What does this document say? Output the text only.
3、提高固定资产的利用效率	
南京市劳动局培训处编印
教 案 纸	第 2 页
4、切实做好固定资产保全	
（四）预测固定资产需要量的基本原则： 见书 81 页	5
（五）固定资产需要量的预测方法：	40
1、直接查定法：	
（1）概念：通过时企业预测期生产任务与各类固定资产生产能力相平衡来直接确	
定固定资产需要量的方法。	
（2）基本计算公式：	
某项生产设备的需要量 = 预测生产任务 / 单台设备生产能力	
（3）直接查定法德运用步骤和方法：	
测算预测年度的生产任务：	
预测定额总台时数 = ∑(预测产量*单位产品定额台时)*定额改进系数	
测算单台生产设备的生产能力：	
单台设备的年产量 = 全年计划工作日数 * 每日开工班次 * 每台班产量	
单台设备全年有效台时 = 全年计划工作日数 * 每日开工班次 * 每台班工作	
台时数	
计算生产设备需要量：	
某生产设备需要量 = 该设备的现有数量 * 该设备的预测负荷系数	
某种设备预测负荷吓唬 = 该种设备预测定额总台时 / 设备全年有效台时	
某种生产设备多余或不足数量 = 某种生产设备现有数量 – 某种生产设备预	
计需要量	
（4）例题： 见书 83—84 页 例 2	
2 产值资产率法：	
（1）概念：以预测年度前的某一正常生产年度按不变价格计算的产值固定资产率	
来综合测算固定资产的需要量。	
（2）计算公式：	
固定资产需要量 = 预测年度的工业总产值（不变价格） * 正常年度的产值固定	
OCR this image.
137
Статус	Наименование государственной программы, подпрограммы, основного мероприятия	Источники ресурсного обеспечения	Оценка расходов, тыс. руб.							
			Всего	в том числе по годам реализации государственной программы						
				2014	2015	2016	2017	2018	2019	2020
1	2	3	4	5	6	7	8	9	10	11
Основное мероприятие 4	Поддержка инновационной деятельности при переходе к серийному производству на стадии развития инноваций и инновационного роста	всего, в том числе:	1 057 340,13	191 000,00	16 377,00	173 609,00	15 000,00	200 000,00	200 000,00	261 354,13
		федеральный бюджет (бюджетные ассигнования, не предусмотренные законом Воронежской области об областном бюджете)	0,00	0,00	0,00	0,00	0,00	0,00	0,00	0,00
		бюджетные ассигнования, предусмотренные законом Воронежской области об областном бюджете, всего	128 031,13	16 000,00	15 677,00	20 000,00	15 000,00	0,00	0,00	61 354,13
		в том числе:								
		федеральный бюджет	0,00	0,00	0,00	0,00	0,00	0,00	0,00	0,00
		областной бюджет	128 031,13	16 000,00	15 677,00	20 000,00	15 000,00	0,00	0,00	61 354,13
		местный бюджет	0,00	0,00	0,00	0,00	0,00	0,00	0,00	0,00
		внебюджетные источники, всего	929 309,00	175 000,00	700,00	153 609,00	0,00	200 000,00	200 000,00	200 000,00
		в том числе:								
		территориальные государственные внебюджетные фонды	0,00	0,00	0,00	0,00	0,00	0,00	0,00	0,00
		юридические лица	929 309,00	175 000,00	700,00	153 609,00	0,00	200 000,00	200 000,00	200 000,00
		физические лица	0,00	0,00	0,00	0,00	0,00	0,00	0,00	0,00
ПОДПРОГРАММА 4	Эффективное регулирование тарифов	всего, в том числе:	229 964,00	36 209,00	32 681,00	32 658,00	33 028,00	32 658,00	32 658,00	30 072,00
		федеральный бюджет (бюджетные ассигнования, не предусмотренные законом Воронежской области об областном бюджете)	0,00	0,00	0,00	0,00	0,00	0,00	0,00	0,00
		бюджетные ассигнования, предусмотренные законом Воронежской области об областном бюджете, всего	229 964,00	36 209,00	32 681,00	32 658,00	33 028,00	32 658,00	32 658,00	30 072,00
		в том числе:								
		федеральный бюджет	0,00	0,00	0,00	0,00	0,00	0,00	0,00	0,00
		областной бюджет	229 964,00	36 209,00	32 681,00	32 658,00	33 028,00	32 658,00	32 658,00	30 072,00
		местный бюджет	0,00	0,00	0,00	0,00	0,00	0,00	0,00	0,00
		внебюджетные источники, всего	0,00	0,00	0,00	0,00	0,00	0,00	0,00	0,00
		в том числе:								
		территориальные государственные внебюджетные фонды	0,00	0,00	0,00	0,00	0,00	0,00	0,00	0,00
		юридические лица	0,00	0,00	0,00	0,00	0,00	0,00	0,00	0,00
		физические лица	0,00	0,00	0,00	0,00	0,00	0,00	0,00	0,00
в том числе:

────

Short problem ::
Copy the records above exactly.

The completed task ::
What does this document say? Output the text only.
3、提高固定资产的利用效率	
南京市劳动局培训处编印
教 案 纸	第 2 页
4、切实做好固定资产保全	
（四）预测固定资产需要量的基本原则： 见书 81 页	5
（五）固定资产需要量的预测方法：	40
1、直接查定法：	
（1）概念：通过时企业预测期生产任务与各类固定资产生产能力相平衡来直接确	
定固定资产需要量的方法。	
（2）基本计算公式：	
某项生产设备的需要量 = 预测生产任务 / 单台设备生产能力	
（3）直接查定法德运用步骤和方法：	
测算预测年度的生产任务：	
预测定额总台时数 = ∑(预测产量*单位产品定额台时)*定额改进系数	
测算单台生产设备的生产能力：	
单台设备的年产量 = 全年计划工作日数 * 每日开工班次 * 每台班产量	
单台设备全年有效台时 = 全年计划工作日数 * 每日开工班次 * 每台班工作	
台时数	
计算生产设备需要量：	
某生产设备需要量 = 该设备的现有数量 * 该设备的预测负荷系数	
某种设备预测负荷吓唬 = 该种设备预测定额总台时 / 设备全年有效台时	
某种生产设备多余或不足数量 = 某种生产设备现有数量 – 某种生产设备预	
计需要量	
（4）例题： 见书 83—84 页 例 2	
2 产值资产率法：	
（1）概念：以预测年度前的某一正常生产年度按不变价格计算的产值固定资产率	
来综合测算固定资产的需要量。	
（2）计算公式：	
固定资产需要量 = 预测年度的工业总产值（不变价格） * 正常年度的产值固定	
OCR this image.
137
Статус	Наименование государственной программы, подпрограммы, основного мероприятия	Источники ресурсного обеспечения	Оценка расходов, тыс. руб.							
			Всего	в том числе по годам реализации государственной программы						
				2014	2015	2016	2017	2018	2019	2020
1	2	3	4	5	6	7	8	9	10	11
Основное мероприятие 4	Поддержка инновационной деятельности при переходе к серийному производству на стадии развития инноваций и инновационного роста	всего, в том числе:	1 057 340,13	191 000,00	16 377,00	173 609,00	15 000,00	200 000,00	200 000,00	261 354,13
		федеральный бюджет (бюджетные ассигнования, не предусмотренные законом Воронежской области об областном бюджете)	0,00	0,00	0,00	0,00	0,00	0,00	0,00	0,00
		бюджетные ассигнования, предусмотренные законом Воронежской области об областном бюджете, всего	128 031,13	16 000,00	15 677,00	20 000,00	15 000,00	0,00	0,00	61 354,13
		в том числе:								
		федеральный бюджет	0,00	0,00	0,00	0,00	0,00	0,00	0,00	0,00
		областной бюджет	128 031,13	16 000,00	15 677,00	20 000,00	15 000,00	0,00	0,00	61 354,13
		местный бюджет	0,00	0,00	0,00	0,00	0,00	0,00	0,00	0,00
		внебюджетные источники, всего	929 309,00	175 000,00	700,00	153 609,00	0,00	200 000,00	200 000,00	200 000,00
		в том числе:								
		территориальные государственные внебюджетные фонды	0,00	0,00	0,00	0,00	0,00	0,00	0,00	0,00
		юридические лица	929 309,00	175 000,00	700,00	153 609,00	0,00	200 000,00	200 000,00	200 000,00
		физические лица	0,00	0,00	0,00	0,00	0,00	0,00	0,00	0,00
ПОДПРОГРАММА 4	Эффективное регулирование тарифов	всего, в том числе:	229 964,00	36 209,00	32 681,00	32 658,00	33 028,00	32 658,00	32 658,00	30 072,00
		федеральный бюджет (бюджетные ассигнования, не предусмотренные законом Воронежской области об областном бюджете)	0,00	0,00	0,00	0,00	0,00	0,00	0,00	0,00
		бюджетные ассигнования, предусмотренные законом Воронежской области об областном бюджете, всего	229 964,00	36 209,00	32 681,00	32 658,00	33 028,00	32 658,00	32 658,00	30 072,00
		в том числе:								
		федеральный бюджет	0,00	0,00	0,00	0,00	0,00	0,00	0,00	0,00
		областной бюджет	229 964,00	36 209,00	32 681,00	32 658,00	33 028,00	32 658,00	32 658,00	30 072,00
		местный бюджет	0,00	0,00	0,00	0,00	0,00	0,00	0,00	0,00
		внебюджетные источники, всего	0,00	0,00	0,00	0,00	0,00	0,00	0,00	0,00
		в том числе:								
		территориальные государственные внебюджетные фонды	0,00	0,00	0,00	0,00	0,00	0,00	0,00	0,00
		юридические лица	0,00	0,00	0,00	0,00	0,00	0,00	0,00	0,00
		физические лица	0,00	0,00	0,00	0,00	0,00	0,00	0,00	0,00
в том числе:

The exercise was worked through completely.